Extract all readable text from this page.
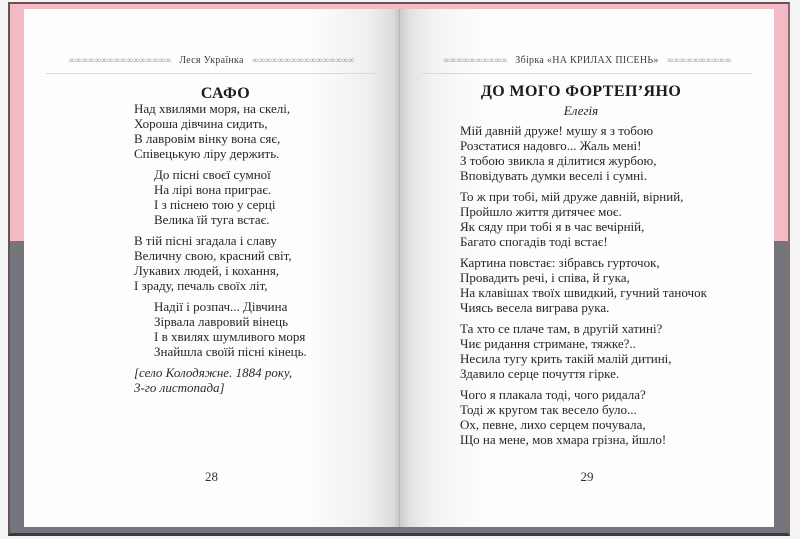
∞∞∞∞∞∞∞∞∞∞∞∞∞∞∞∞ Леся Українка ∞∞∞∞∞∞∞∞∞∞∞∞∞∞∞∞
САФО
Над хвилями моря, на скелі,
Хороша дівчина сидить,
В лавровім вінку вона сяє,
Співецькую ліру держить.
До пісні своєї сумної
На лірі вона приграє.
І з піснею тою у серці
Велика їй туга встає.
В тій пісні згадала і славу
Величну свою, красний світ,
Лукавих людей, і кохання,
І зраду, печаль своїх літ,
Надії і розпач... Дівчина
Зірвала лавровий вінець
І в хвилях шумливого моря
Знайшла своїй пісні кінець.
[село Колодяжне. 1884 року,
3-го листопада]
28
∞∞∞∞∞∞∞∞∞∞ Збірка «НА КРИЛАХ ПІСЕНЬ» ∞∞∞∞∞∞∞∞∞∞
ДО МОГО ФОРТЕП’ЯНО
Елегія
Мій давній друже! мушу я з тобою
Розстатися надовго... Жаль мені!
З тобою звикла я ділитися журбою,
Вповідувать думки веселі і сумні.
То ж при тобі, мій друже давній, вірний,
Пройшло життя дитячеє моє.
Як сяду при тобі я в час вечірній,
Багато спогадів тоді встає!
Картина повстає: зібравсь гурточок,
Провадить речі, і співа, й гука,
На клавішах твоїх швидкий, гучний таночок
Чиясь весела виграва рука.
Та хто се плаче там, в другій хатині?
Чиє ридання стримане, тяжке?..
Несила тугу крить такій малій дитині,
Здавило серце почуття гірке.
Чого я плакала тоді, чого ридала?
Тоді ж кругом так весело було...
Ох, певне, лихо серцем почувала,
Що на мене, мов хмара грізна, йшло!
29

---+---

> _WHAT IS BEING ASKED_: Your task is to retype all the entries exactly and leave out any pictures.

> _EXERCISE SOLUTION_:
Extract all readable text from this page.
∞∞∞∞∞∞∞∞∞∞∞∞∞∞∞∞ Леся Українка ∞∞∞∞∞∞∞∞∞∞∞∞∞∞∞∞
САФО
Над хвилями моря, на скелі,
Хороша дівчина сидить,
В лавровім вінку вона сяє,
Співецькую ліру держить.
До пісні своєї сумної
На лірі вона приграє.
І з піснею тою у серці
Велика їй туга встає.
В тій пісні згадала і славу
Величну свою, красний світ,
Лукавих людей, і кохання,
І зраду, печаль своїх літ,
Надії і розпач... Дівчина
Зірвала лавровий вінець
І в хвилях шумливого моря
Знайшла своїй пісні кінець.
[село Колодяжне. 1884 року,
3-го листопада]
28
∞∞∞∞∞∞∞∞∞∞ Збірка «НА КРИЛАХ ПІСЕНЬ» ∞∞∞∞∞∞∞∞∞∞
ДО МОГО ФОРТЕП’ЯНО
Елегія
Мій давній друже! мушу я з тобою
Розстатися надовго... Жаль мені!
З тобою звикла я ділитися журбою,
Вповідувать думки веселі і сумні.
То ж при тобі, мій друже давній, вірний,
Пройшло життя дитячеє моє.
Як сяду при тобі я в час вечірній,
Багато спогадів тоді встає!
Картина повстає: зібравсь гурточок,
Провадить речі, і співа, й гука,
На клавішах твоїх швидкий, гучний таночок
Чиясь весела виграва рука.
Та хто се плаче там, в другій хатині?
Чиє ридання стримане, тяжке?..
Несила тугу крить такій малій дитині,
Здавило серце почуття гірке.
Чого я плакала тоді, чого ридала?
Тоді ж кругом так весело було...
Ох, певне, лихо серцем почувала,
Що на мене, мов хмара грізна, йшло!
29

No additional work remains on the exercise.